## Stated exercise:
The exercise asks for every line of the data to be reproduced exactly.

>>>>>

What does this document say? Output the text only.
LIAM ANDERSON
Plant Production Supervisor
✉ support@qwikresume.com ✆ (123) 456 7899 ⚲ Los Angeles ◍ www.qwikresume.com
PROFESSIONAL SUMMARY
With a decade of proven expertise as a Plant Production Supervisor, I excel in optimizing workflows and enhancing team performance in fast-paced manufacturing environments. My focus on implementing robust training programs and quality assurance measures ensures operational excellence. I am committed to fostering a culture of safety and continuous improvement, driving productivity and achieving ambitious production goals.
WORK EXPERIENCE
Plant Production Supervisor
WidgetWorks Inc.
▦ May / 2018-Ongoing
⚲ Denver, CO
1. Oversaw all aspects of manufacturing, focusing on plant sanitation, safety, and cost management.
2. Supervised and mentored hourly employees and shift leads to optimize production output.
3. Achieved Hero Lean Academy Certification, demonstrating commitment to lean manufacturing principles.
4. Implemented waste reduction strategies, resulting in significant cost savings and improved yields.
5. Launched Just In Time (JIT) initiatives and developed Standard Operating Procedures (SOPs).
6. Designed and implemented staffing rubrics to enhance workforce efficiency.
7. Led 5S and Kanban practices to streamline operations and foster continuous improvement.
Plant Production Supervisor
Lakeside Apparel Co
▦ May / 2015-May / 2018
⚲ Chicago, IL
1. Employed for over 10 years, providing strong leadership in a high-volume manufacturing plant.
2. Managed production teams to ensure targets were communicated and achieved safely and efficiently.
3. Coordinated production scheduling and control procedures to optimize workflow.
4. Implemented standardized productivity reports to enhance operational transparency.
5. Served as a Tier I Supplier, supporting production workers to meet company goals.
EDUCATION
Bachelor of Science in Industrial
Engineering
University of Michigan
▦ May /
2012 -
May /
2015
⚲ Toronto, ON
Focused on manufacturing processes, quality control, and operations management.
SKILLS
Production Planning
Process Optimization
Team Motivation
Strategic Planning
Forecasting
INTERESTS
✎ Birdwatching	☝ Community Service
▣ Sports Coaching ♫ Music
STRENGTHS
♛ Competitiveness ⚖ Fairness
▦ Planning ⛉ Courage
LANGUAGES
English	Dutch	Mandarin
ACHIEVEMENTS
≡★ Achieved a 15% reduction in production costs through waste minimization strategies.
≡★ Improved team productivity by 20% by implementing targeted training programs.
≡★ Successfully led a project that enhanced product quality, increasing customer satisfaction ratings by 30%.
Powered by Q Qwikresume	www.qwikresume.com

<<<<<

## Response to this task:
What does this document say? Output the text only.
LIAM ANDERSON
Plant Production Supervisor
✉ support@qwikresume.com ✆ (123) 456 7899 ⚲ Los Angeles ◍ www.qwikresume.com
PROFESSIONAL SUMMARY
With a decade of proven expertise as a Plant Production Supervisor, I excel in optimizing workflows and enhancing team performance in fast-paced manufacturing environments. My focus on implementing robust training programs and quality assurance measures ensures operational excellence. I am committed to fostering a culture of safety and continuous improvement, driving productivity and achieving ambitious production goals.
WORK EXPERIENCE
Plant Production Supervisor
WidgetWorks Inc.
▦ May / 2018-Ongoing
⚲ Denver, CO
1. Oversaw all aspects of manufacturing, focusing on plant sanitation, safety, and cost management.
2. Supervised and mentored hourly employees and shift leads to optimize production output.
3. Achieved Hero Lean Academy Certification, demonstrating commitment to lean manufacturing principles.
4. Implemented waste reduction strategies, resulting in significant cost savings and improved yields.
5. Launched Just In Time (JIT) initiatives and developed Standard Operating Procedures (SOPs).
6. Designed and implemented staffing rubrics to enhance workforce efficiency.
7. Led 5S and Kanban practices to streamline operations and foster continuous improvement.
Plant Production Supervisor
Lakeside Apparel Co
▦ May / 2015-May / 2018
⚲ Chicago, IL
1. Employed for over 10 years, providing strong leadership in a high-volume manufacturing plant.
2. Managed production teams to ensure targets were communicated and achieved safely and efficiently.
3. Coordinated production scheduling and control procedures to optimize workflow.
4. Implemented standardized productivity reports to enhance operational transparency.
5. Served as a Tier I Supplier, supporting production workers to meet company goals.
EDUCATION
Bachelor of Science in Industrial
Engineering
University of Michigan
▦ May /
2012 -
May /
2015
⚲ Toronto, ON
Focused on manufacturing processes, quality control, and operations management.
SKILLS
Production Planning
Process Optimization
Team Motivation
Strategic Planning
Forecasting
INTERESTS
✎ Birdwatching	☝ Community Service
▣ Sports Coaching ♫ Music
STRENGTHS
♛ Competitiveness ⚖ Fairness
▦ Planning ⛉ Courage
LANGUAGES
English	Dutch	Mandarin
ACHIEVEMENTS
≡★ Achieved a 15% reduction in production costs through waste minimization strategies.
≡★ Improved team productivity by 20% by implementing targeted training programs.
≡★ Successfully led a project that enhanced product quality, increasing customer satisfaction ratings by 30%.
Powered by Q Qwikresume	www.qwikresume.com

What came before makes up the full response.